→ **Given instruction**: Report how many lines contain "solid". Give the number and nothing else.

→ **Source data**:
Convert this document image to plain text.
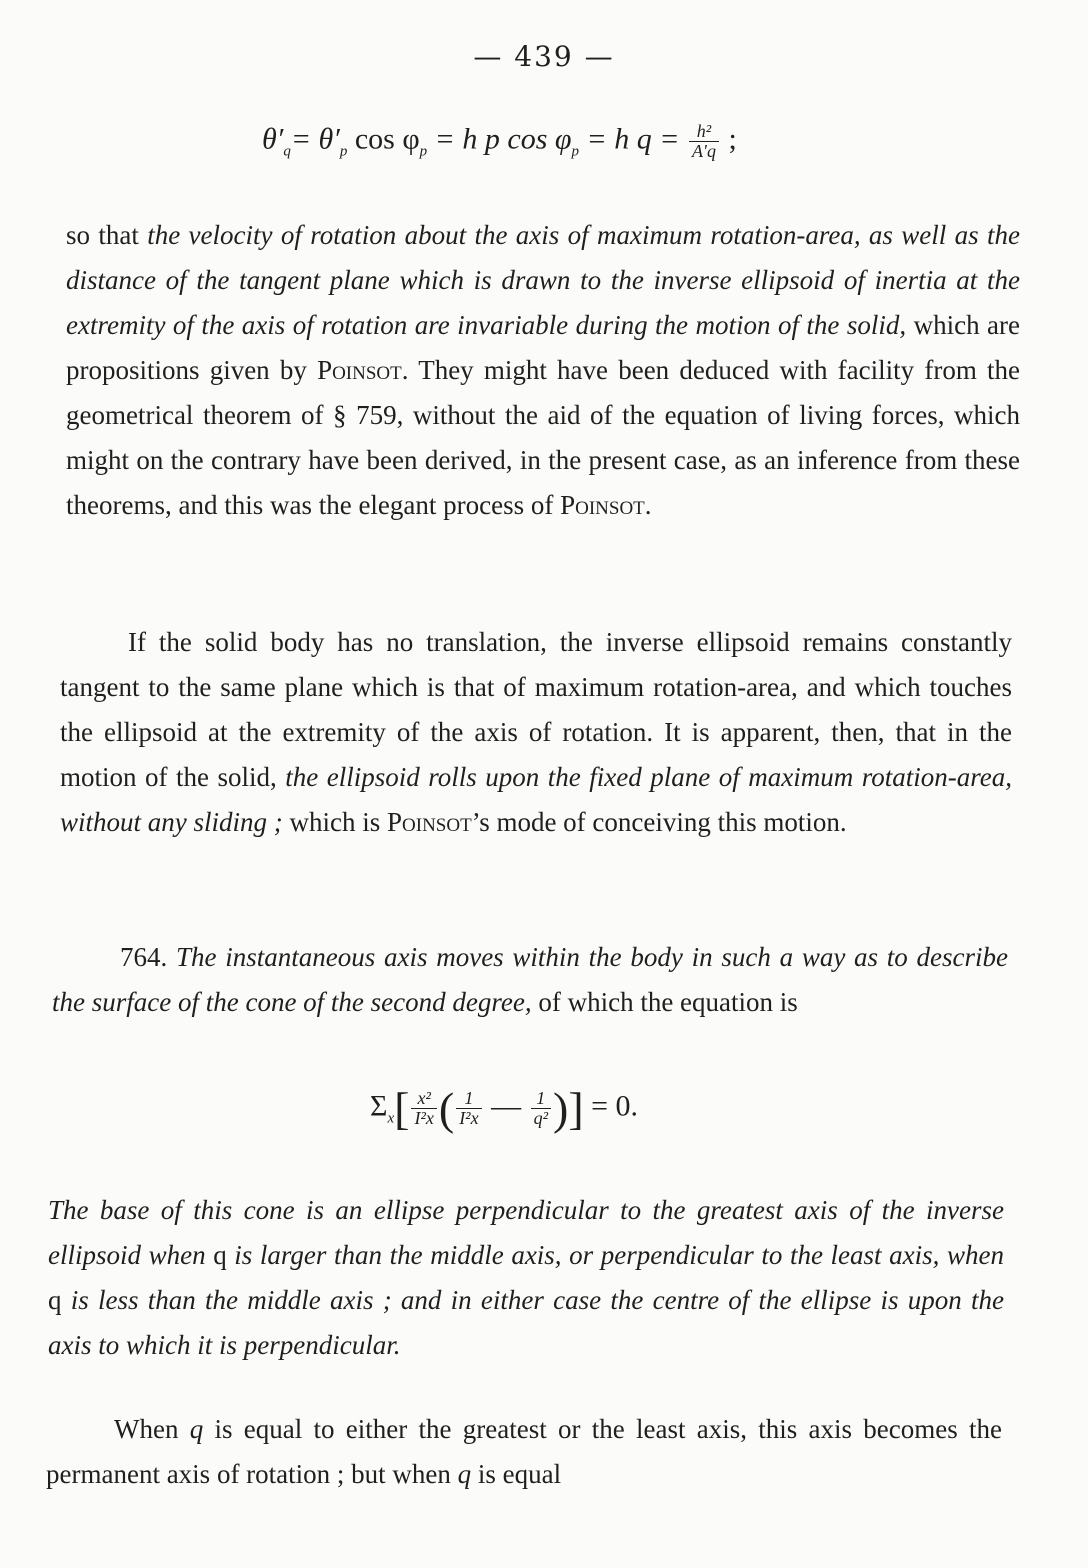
— 439 —
$\theta'_q= \theta'_p$ $\cos \varphi_p = h$ p $\cos \varphi_p = h$ $q = \frac{\text{h²}}{A'q}$ ;

so that the velocity of rotation about the axis of maximum rotation-area, as well as the distance of the tangent plane which is drawn to the inverse ellipsoid of inertia at the extremity of the axis of rotation are invariable during the motion of the solid, which are propositions given by Poinsot. They might have been deduced with facility from the geometrical theorem of § 759, without the aid of the equation of living forces, which might on the contrary have been derived, in the present case, as an inference from these theorems, and this was the elegant process of Poinsot.

If the solid body has no translation, the inverse ellipsoid remains constantly tangent to the same plane which is that of maximum rotation-area, and which touches the ellipsoid at the extremity of the axis of rotation. It is apparent, then, that in the motion of the solid, the ellipsoid rolls upon the fixed plane of maximum rotation-area, without any sliding ; which is Poinsot’s mode of conceiving this motion.

764. The instantaneous axis moves within the body in such a way as to describe the surface of the cone of the second degree, of which the equation is

$\Sigma_x[ \frac{\text{x²}}{\text{I²x}}$ ( $\frac{1}{\text{I²x}}$ — $\frac{1}{\text{q²}}$ )] = 0.

The base of this cone is an ellipse perpendicular to the greatest axis of the inverse ellipsoid when q is larger than the middle axis, or perpendicular to the least axis, when q is less than the middle axis ; and in either case the centre of the ellipse is upon the axis to which it is perpendicular.

When q is equal to either the greatest or the least axis, this axis becomes the permanent axis of rotation ; but when q is equal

→ **Written answer**: 2